Exercise => Search the listing below for "name". Copy each matching line.

Source records =>
++++++

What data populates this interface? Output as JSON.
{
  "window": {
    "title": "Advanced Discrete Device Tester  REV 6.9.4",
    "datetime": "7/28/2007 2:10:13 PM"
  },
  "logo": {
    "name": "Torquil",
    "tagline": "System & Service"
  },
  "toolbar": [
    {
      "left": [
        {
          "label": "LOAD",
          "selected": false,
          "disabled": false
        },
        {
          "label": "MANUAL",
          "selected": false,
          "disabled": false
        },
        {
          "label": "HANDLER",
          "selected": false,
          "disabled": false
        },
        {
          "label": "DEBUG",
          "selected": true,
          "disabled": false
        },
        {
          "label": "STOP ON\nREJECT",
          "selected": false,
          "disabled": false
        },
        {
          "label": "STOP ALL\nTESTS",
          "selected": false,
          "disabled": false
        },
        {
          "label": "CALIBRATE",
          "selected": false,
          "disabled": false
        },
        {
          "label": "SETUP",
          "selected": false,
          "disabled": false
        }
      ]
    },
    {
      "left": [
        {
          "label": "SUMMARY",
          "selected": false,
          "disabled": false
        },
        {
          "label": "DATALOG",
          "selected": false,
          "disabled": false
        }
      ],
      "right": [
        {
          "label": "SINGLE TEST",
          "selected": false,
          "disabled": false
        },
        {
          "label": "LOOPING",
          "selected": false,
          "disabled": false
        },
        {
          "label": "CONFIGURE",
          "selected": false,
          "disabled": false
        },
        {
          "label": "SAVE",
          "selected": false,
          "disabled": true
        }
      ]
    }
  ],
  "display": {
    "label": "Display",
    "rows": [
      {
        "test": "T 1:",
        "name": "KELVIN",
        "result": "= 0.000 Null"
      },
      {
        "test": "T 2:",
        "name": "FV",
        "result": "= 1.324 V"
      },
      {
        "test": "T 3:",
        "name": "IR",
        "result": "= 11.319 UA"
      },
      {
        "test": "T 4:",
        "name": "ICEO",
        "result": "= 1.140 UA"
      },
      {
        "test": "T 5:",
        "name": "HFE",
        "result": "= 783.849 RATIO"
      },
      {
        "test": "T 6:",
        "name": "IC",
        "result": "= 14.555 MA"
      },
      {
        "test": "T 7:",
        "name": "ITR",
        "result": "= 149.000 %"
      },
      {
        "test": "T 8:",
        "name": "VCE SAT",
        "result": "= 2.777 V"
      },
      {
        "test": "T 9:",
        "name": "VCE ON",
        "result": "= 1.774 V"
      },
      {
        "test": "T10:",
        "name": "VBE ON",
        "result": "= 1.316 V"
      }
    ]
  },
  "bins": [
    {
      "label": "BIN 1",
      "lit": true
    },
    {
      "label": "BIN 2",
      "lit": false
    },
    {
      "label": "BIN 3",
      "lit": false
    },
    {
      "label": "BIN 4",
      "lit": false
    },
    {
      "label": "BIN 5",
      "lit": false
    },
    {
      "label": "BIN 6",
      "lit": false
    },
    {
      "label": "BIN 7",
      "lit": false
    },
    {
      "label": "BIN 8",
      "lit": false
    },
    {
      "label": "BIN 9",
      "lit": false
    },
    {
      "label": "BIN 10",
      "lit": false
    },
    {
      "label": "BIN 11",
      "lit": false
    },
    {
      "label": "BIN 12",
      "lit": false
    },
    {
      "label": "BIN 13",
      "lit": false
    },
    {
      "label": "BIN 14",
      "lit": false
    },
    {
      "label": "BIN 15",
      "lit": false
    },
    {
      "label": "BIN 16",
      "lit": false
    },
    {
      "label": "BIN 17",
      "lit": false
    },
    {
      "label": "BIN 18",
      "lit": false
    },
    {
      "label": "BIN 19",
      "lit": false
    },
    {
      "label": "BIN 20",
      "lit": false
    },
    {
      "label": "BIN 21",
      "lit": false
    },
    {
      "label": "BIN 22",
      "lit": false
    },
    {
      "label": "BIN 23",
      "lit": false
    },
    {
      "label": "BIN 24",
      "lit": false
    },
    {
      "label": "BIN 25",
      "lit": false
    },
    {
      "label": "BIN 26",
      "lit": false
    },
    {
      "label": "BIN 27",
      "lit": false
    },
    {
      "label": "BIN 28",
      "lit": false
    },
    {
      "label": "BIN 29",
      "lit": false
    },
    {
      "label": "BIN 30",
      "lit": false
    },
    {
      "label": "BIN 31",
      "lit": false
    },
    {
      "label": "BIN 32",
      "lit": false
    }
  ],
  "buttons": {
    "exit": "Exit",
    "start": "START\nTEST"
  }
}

++++++

Complete response =>
    "name": "Torquil",
        "name": "KELVIN",
        "name": "FV",
        "name": "IR",
        "name": "ICEO",
        "name": "HFE",
        "name": "IC",
        "name": "ITR",
        "name": "VCE SAT",
        "name": "VCE ON",
        "name": "VBE ON",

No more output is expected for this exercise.